**Goal of the exercise:**
Check every line below for the word "dewpoint" and copy each one that has it.

**Listed entries:**
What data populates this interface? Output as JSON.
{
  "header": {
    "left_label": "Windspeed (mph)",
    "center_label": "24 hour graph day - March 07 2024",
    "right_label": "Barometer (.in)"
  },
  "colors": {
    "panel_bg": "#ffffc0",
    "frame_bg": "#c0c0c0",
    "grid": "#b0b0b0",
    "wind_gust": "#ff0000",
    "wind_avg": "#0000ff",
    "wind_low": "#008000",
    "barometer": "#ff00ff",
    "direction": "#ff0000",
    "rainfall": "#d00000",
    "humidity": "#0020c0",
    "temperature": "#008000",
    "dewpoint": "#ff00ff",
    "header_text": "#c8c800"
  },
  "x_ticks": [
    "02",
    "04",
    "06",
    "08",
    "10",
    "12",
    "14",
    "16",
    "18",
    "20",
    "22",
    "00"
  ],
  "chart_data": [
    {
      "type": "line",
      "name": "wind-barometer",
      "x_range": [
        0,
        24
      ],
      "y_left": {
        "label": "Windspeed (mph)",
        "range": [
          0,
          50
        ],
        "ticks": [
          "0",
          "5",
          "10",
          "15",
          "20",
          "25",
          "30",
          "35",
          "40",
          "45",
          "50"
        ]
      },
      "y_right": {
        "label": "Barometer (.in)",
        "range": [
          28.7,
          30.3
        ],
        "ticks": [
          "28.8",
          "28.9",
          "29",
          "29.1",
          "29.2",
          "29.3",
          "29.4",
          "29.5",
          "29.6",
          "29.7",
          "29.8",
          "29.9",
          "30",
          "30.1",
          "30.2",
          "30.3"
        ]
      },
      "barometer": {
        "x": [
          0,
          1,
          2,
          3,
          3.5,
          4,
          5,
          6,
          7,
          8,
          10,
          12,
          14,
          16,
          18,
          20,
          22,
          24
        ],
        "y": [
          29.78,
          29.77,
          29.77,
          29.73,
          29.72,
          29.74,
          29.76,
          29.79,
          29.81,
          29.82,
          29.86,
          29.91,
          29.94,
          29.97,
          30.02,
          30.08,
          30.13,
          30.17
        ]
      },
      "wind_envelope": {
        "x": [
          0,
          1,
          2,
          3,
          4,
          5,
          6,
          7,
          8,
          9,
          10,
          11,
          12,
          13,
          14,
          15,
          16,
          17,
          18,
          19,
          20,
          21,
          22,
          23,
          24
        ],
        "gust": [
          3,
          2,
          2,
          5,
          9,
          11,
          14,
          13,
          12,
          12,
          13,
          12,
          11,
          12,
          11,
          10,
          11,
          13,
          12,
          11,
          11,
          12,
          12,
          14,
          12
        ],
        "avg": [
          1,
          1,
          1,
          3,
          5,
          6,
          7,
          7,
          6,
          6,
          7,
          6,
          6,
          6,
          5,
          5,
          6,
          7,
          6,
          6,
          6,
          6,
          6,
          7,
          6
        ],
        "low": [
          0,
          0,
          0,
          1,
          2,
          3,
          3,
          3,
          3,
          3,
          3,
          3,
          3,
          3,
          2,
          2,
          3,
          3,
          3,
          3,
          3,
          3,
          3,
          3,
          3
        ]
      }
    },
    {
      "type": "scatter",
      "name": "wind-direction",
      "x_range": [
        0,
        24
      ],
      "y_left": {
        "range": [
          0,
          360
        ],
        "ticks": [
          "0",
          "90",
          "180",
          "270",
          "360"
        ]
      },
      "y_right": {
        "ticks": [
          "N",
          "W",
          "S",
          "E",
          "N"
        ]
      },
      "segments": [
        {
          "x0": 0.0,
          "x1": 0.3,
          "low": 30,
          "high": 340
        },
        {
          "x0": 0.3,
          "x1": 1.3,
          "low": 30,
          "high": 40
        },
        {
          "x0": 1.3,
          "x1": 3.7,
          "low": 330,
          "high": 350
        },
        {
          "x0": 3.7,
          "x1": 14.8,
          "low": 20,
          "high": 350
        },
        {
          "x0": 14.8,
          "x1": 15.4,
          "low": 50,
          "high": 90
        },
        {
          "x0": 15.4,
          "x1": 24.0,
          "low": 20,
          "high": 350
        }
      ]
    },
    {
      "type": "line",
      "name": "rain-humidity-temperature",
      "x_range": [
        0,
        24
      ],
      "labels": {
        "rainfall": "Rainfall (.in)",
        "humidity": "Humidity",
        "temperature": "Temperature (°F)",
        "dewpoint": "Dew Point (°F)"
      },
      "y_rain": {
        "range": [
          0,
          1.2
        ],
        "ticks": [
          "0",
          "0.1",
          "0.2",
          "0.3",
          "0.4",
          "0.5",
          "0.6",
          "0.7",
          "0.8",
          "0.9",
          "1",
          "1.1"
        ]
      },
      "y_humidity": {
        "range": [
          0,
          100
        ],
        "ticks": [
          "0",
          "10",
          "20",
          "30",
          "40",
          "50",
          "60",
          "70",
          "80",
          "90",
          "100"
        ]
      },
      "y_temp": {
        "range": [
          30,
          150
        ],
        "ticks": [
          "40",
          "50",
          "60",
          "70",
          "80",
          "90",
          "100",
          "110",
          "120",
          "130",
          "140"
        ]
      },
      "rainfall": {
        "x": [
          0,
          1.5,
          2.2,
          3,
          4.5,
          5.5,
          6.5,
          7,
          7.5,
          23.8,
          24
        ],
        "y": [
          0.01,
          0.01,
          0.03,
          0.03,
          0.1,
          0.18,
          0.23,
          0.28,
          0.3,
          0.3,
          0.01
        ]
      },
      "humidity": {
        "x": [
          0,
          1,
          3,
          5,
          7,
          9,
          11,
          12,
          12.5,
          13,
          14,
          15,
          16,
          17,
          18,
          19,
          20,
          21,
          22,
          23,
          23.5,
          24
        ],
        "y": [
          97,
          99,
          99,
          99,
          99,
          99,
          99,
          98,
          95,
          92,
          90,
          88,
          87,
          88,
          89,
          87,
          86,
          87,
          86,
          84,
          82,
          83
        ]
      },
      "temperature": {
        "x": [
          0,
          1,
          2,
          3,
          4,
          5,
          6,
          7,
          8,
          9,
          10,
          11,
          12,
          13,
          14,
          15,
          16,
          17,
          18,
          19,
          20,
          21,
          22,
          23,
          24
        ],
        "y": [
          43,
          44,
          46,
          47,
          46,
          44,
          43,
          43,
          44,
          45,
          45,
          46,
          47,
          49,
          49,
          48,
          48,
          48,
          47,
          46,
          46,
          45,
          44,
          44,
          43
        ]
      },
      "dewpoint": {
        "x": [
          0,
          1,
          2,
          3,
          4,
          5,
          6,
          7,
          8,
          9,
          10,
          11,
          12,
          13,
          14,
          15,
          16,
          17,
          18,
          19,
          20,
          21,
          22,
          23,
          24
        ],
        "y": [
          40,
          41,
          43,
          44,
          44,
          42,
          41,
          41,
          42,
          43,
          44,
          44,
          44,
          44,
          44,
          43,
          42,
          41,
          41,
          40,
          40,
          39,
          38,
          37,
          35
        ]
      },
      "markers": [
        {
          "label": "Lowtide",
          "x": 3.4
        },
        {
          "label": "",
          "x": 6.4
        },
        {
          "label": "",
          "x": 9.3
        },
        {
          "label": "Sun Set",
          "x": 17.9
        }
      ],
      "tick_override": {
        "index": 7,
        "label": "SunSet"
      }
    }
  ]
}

**Exercise result:**
    "dewpoint": "#ff00ff",
        "dewpoint": "Dew Point (°F)"
      "dewpoint": {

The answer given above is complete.